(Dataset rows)
.....

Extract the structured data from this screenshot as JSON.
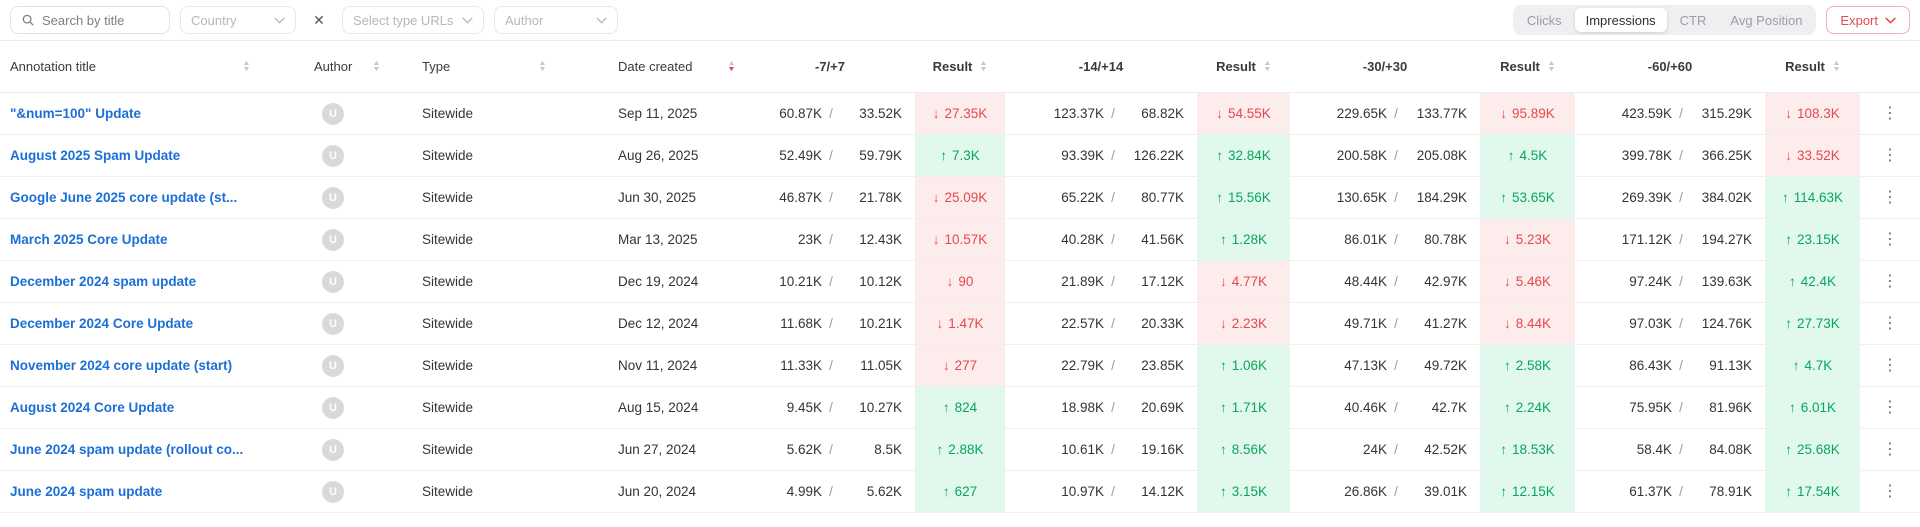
{
  "filter_bar": {
    "search": {
      "placeholder": "Search by title",
      "value": ""
    },
    "country": {
      "placeholder": "Country"
    },
    "clear_icon": "✕",
    "url_type": {
      "placeholder": "Select type URLs"
    },
    "author": {
      "placeholder": "Author"
    },
    "metric_tabs": [
      {
        "label": "Clicks",
        "active": false
      },
      {
        "label": "Impressions",
        "active": true
      },
      {
        "label": "CTR",
        "active": false
      },
      {
        "label": "Avg Position",
        "active": false
      }
    ],
    "export_label": "Export"
  },
  "table": {
    "headers": {
      "title": "Annotation title",
      "author": "Author",
      "type": "Type",
      "date": "Date created",
      "periods": [
        "-7/+7",
        "-14/+14",
        "-30/+30",
        "-60/+60"
      ],
      "result": "Result"
    },
    "sort": {
      "active_column": "Date created",
      "direction": "desc"
    },
    "rows": [
      {
        "title": "\"&num=100\" Update",
        "author_initial": "U",
        "type": "Sitewide",
        "date": "Sep 11, 2025",
        "periods": [
          {
            "before": "60.87K",
            "after": "33.52K",
            "result": "27.35K",
            "direction": "down"
          },
          {
            "before": "123.37K",
            "after": "68.82K",
            "result": "54.55K",
            "direction": "down"
          },
          {
            "before": "229.65K",
            "after": "133.77K",
            "result": "95.89K",
            "direction": "down"
          },
          {
            "before": "423.59K",
            "after": "315.29K",
            "result": "108.3K",
            "direction": "down"
          }
        ]
      },
      {
        "title": "August 2025 Spam Update",
        "author_initial": "U",
        "type": "Sitewide",
        "date": "Aug 26, 2025",
        "periods": [
          {
            "before": "52.49K",
            "after": "59.79K",
            "result": "7.3K",
            "direction": "up"
          },
          {
            "before": "93.39K",
            "after": "126.22K",
            "result": "32.84K",
            "direction": "up"
          },
          {
            "before": "200.58K",
            "after": "205.08K",
            "result": "4.5K",
            "direction": "up"
          },
          {
            "before": "399.78K",
            "after": "366.25K",
            "result": "33.52K",
            "direction": "down"
          }
        ]
      },
      {
        "title": "Google June 2025 core update (st...",
        "author_initial": "U",
        "type": "Sitewide",
        "date": "Jun 30, 2025",
        "periods": [
          {
            "before": "46.87K",
            "after": "21.78K",
            "result": "25.09K",
            "direction": "down"
          },
          {
            "before": "65.22K",
            "after": "80.77K",
            "result": "15.56K",
            "direction": "up"
          },
          {
            "before": "130.65K",
            "after": "184.29K",
            "result": "53.65K",
            "direction": "up"
          },
          {
            "before": "269.39K",
            "after": "384.02K",
            "result": "114.63K",
            "direction": "up"
          }
        ]
      },
      {
        "title": "March 2025 Core Update",
        "author_initial": "U",
        "type": "Sitewide",
        "date": "Mar 13, 2025",
        "periods": [
          {
            "before": "23K",
            "after": "12.43K",
            "result": "10.57K",
            "direction": "down"
          },
          {
            "before": "40.28K",
            "after": "41.56K",
            "result": "1.28K",
            "direction": "up"
          },
          {
            "before": "86.01K",
            "after": "80.78K",
            "result": "5.23K",
            "direction": "down"
          },
          {
            "before": "171.12K",
            "after": "194.27K",
            "result": "23.15K",
            "direction": "up"
          }
        ]
      },
      {
        "title": "December 2024 spam update",
        "author_initial": "U",
        "type": "Sitewide",
        "date": "Dec 19, 2024",
        "periods": [
          {
            "before": "10.21K",
            "after": "10.12K",
            "result": "90",
            "direction": "down"
          },
          {
            "before": "21.89K",
            "after": "17.12K",
            "result": "4.77K",
            "direction": "down"
          },
          {
            "before": "48.44K",
            "after": "42.97K",
            "result": "5.46K",
            "direction": "down"
          },
          {
            "before": "97.24K",
            "after": "139.63K",
            "result": "42.4K",
            "direction": "up"
          }
        ]
      },
      {
        "title": "December 2024 Core Update",
        "author_initial": "U",
        "type": "Sitewide",
        "date": "Dec 12, 2024",
        "periods": [
          {
            "before": "11.68K",
            "after": "10.21K",
            "result": "1.47K",
            "direction": "down"
          },
          {
            "before": "22.57K",
            "after": "20.33K",
            "result": "2.23K",
            "direction": "down"
          },
          {
            "before": "49.71K",
            "after": "41.27K",
            "result": "8.44K",
            "direction": "down"
          },
          {
            "before": "97.03K",
            "after": "124.76K",
            "result": "27.73K",
            "direction": "up"
          }
        ]
      },
      {
        "title": "November 2024 core update (start)",
        "author_initial": "U",
        "type": "Sitewide",
        "date": "Nov 11, 2024",
        "periods": [
          {
            "before": "11.33K",
            "after": "11.05K",
            "result": "277",
            "direction": "down"
          },
          {
            "before": "22.79K",
            "after": "23.85K",
            "result": "1.06K",
            "direction": "up"
          },
          {
            "before": "47.13K",
            "after": "49.72K",
            "result": "2.58K",
            "direction": "up"
          },
          {
            "before": "86.43K",
            "after": "91.13K",
            "result": "4.7K",
            "direction": "up"
          }
        ]
      },
      {
        "title": "August 2024 Core Update",
        "author_initial": "U",
        "type": "Sitewide",
        "date": "Aug 15, 2024",
        "periods": [
          {
            "before": "9.45K",
            "after": "10.27K",
            "result": "824",
            "direction": "up"
          },
          {
            "before": "18.98K",
            "after": "20.69K",
            "result": "1.71K",
            "direction": "up"
          },
          {
            "before": "40.46K",
            "after": "42.7K",
            "result": "2.24K",
            "direction": "up"
          },
          {
            "before": "75.95K",
            "after": "81.96K",
            "result": "6.01K",
            "direction": "up"
          }
        ]
      },
      {
        "title": "June 2024 spam update (rollout co...",
        "author_initial": "U",
        "type": "Sitewide",
        "date": "Jun 27, 2024",
        "periods": [
          {
            "before": "5.62K",
            "after": "8.5K",
            "result": "2.88K",
            "direction": "up"
          },
          {
            "before": "10.61K",
            "after": "19.16K",
            "result": "8.56K",
            "direction": "up"
          },
          {
            "before": "24K",
            "after": "42.52K",
            "result": "18.53K",
            "direction": "up"
          },
          {
            "before": "58.4K",
            "after": "84.08K",
            "result": "25.68K",
            "direction": "up"
          }
        ]
      },
      {
        "title": "June 2024 spam update",
        "author_initial": "U",
        "type": "Sitewide",
        "date": "Jun 20, 2024",
        "periods": [
          {
            "before": "4.99K",
            "after": "5.62K",
            "result": "627",
            "direction": "up"
          },
          {
            "before": "10.97K",
            "after": "14.12K",
            "result": "3.15K",
            "direction": "up"
          },
          {
            "before": "26.86K",
            "after": "39.01K",
            "result": "12.15K",
            "direction": "up"
          },
          {
            "before": "61.37K",
            "after": "78.91K",
            "result": "17.54K",
            "direction": "up"
          }
        ]
      }
    ]
  },
  "colors": {
    "link": "#1c6fd6",
    "negative": "#e5484d",
    "negative_bg": "#fdecec",
    "positive": "#0ba55e",
    "positive_bg": "#e1f8ed",
    "export": "#e5484d"
  }
}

.....

- PROBLEM TO WORK ON
Identify every line above with the string "placeholder" in it. Copy those lines.

- SOLUTION BELOW
      "placeholder": "Search by title",
      "placeholder": "Country"
      "placeholder": "Select type URLs"
      "placeholder": "Author"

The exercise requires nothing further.